**Aim**:
Copy whichever lines contain the string "Albert".
BEGIN
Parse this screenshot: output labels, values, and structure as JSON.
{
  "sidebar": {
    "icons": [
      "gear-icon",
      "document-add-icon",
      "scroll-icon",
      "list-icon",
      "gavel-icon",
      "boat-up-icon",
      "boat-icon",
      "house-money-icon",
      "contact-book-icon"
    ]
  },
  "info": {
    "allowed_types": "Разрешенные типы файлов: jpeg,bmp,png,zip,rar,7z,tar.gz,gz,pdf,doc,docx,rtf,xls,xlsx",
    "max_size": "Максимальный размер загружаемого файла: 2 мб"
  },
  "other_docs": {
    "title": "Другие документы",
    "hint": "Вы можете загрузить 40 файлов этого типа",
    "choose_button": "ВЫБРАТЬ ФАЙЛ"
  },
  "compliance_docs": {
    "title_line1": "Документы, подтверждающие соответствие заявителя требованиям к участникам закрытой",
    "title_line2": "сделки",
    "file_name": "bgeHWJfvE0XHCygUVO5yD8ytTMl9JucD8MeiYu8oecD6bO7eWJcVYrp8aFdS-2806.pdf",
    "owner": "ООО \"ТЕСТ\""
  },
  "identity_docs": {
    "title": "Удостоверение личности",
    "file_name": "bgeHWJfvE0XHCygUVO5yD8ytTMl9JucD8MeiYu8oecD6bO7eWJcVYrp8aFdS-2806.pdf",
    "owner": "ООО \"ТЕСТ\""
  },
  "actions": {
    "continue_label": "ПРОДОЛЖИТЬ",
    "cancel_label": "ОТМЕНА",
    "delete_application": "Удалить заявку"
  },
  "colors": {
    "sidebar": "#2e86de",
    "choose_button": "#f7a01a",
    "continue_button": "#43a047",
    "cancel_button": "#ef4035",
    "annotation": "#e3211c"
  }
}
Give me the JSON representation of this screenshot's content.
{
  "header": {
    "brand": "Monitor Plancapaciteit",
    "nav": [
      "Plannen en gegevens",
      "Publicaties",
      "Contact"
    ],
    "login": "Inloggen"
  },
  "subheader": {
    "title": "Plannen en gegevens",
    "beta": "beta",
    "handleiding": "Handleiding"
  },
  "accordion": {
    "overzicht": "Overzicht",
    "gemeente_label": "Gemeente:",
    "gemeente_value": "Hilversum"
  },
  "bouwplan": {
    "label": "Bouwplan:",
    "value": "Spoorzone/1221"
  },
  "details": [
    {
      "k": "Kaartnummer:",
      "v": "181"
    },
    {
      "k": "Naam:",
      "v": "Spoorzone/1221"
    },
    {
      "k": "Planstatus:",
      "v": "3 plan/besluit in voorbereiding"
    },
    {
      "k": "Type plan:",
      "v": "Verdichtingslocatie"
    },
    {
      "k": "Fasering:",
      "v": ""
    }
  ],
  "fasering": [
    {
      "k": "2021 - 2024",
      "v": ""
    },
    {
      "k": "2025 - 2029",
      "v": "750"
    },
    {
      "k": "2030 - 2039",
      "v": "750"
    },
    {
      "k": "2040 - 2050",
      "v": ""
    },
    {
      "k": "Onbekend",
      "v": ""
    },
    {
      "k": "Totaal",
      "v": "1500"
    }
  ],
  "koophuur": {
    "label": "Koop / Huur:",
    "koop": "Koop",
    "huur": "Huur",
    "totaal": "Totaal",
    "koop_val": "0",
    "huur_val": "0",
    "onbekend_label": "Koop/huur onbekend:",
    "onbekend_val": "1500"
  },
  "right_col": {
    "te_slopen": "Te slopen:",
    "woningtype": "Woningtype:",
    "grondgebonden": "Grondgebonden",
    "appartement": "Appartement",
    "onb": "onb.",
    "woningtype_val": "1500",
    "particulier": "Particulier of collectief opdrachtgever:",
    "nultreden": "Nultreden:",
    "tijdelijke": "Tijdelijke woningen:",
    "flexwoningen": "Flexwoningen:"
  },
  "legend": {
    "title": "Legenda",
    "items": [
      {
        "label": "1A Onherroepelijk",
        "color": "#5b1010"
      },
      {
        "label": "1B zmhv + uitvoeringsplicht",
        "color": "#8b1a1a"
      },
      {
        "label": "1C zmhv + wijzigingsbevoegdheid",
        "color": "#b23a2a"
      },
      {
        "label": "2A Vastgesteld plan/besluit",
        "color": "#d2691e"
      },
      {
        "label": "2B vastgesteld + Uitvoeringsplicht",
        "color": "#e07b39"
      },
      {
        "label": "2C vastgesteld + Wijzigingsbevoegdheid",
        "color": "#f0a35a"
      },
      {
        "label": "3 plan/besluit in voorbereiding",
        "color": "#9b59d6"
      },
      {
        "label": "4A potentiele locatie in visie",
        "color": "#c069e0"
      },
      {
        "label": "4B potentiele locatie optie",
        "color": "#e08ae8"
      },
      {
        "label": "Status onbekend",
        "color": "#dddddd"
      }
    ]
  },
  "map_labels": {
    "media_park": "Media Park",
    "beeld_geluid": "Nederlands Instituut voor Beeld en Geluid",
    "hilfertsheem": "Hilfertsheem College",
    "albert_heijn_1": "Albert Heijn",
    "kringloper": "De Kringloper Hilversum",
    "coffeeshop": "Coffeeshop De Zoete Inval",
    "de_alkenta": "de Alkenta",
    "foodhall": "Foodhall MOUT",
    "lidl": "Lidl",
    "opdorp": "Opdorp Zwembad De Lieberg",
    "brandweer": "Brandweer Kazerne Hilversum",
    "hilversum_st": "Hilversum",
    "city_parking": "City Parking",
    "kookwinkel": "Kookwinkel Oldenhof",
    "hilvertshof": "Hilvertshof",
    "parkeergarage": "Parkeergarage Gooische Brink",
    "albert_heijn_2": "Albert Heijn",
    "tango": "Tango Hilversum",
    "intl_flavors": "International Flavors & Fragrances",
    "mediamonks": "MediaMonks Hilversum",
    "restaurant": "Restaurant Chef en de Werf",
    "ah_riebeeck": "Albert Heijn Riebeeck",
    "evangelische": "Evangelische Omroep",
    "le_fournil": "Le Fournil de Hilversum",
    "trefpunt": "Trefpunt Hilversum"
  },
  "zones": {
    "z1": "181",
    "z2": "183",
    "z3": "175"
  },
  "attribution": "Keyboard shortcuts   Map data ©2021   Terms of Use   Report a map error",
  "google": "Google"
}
END
BEGIN
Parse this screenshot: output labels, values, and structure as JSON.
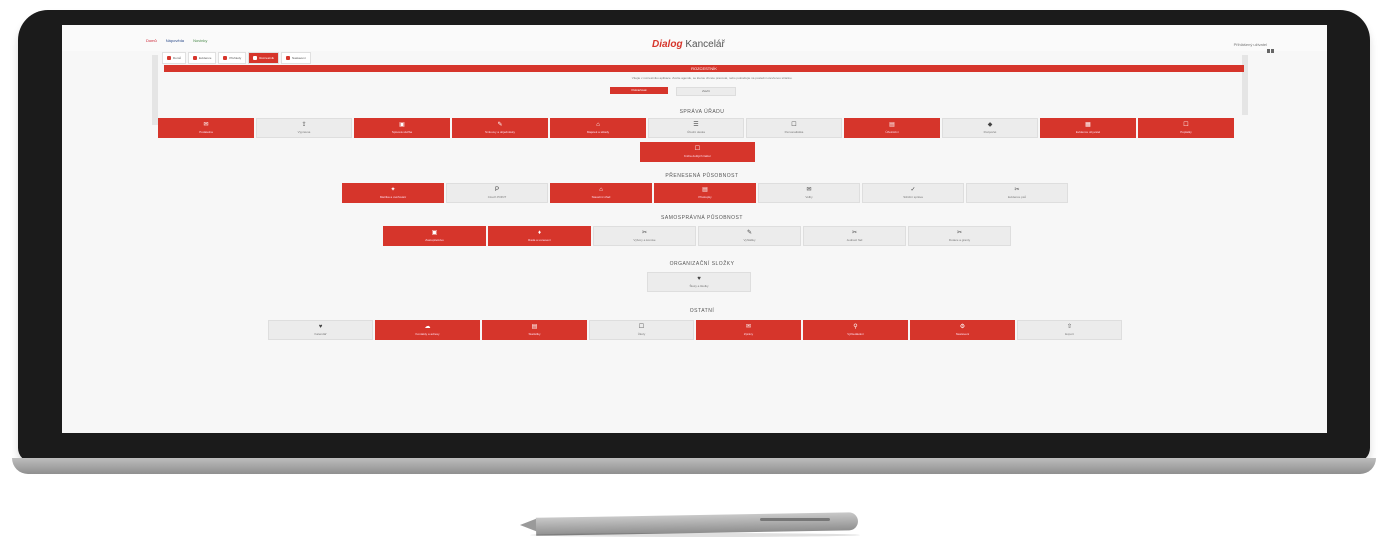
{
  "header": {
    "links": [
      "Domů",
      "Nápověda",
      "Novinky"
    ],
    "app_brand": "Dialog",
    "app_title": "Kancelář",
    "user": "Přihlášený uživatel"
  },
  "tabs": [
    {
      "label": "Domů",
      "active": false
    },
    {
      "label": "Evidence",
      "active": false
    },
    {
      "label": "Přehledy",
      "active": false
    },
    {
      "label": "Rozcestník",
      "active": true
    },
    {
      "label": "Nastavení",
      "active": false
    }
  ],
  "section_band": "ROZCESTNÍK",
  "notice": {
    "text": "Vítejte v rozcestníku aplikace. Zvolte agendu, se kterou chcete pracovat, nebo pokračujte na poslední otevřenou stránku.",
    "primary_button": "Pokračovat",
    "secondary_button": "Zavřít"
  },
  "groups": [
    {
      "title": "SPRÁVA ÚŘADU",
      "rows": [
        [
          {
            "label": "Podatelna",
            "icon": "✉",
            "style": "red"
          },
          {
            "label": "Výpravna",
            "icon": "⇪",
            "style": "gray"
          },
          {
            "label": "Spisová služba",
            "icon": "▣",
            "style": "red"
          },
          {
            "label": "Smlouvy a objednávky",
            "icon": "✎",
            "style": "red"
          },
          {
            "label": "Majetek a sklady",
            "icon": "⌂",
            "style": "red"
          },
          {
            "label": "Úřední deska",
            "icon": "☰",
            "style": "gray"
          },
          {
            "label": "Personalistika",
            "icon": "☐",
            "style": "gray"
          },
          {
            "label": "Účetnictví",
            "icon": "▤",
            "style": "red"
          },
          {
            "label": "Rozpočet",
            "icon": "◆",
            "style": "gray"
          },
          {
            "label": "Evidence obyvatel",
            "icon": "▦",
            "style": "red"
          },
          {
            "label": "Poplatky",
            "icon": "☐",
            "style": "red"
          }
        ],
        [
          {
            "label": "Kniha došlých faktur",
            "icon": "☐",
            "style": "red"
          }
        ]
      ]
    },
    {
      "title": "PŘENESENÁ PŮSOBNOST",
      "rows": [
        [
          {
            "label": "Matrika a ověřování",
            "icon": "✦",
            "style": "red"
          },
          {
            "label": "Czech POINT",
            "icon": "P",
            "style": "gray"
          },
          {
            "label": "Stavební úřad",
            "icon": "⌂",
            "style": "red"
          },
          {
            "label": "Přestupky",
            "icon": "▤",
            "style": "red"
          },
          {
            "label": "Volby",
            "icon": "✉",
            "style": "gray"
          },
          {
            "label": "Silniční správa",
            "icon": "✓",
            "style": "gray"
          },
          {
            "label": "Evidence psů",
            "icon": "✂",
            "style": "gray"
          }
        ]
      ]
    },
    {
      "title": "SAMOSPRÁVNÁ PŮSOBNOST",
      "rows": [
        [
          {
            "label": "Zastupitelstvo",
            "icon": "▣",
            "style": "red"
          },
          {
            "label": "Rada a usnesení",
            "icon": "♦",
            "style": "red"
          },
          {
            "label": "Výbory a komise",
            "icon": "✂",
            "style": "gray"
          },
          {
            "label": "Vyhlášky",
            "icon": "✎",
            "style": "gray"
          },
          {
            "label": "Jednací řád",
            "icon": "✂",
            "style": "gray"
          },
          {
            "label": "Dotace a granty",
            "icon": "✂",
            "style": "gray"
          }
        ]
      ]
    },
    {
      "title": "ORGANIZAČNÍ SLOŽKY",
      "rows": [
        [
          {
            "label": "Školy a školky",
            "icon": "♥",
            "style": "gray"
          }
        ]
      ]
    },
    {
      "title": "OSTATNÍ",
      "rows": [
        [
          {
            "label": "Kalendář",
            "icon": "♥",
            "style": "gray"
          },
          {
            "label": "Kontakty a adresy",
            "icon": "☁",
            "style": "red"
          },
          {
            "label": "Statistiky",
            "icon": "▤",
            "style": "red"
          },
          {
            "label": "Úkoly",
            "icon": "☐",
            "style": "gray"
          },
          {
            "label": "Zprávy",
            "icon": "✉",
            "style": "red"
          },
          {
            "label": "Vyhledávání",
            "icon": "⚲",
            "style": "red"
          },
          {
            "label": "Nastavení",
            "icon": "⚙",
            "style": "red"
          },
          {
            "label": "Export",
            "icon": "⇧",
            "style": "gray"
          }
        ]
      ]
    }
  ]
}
END
**The completed task**:
    "albert_heijn_1": "Albert Heijn",
    "albert_heijn_2": "Albert Heijn",
    "ah_riebeeck": "Albert Heijn Riebeeck",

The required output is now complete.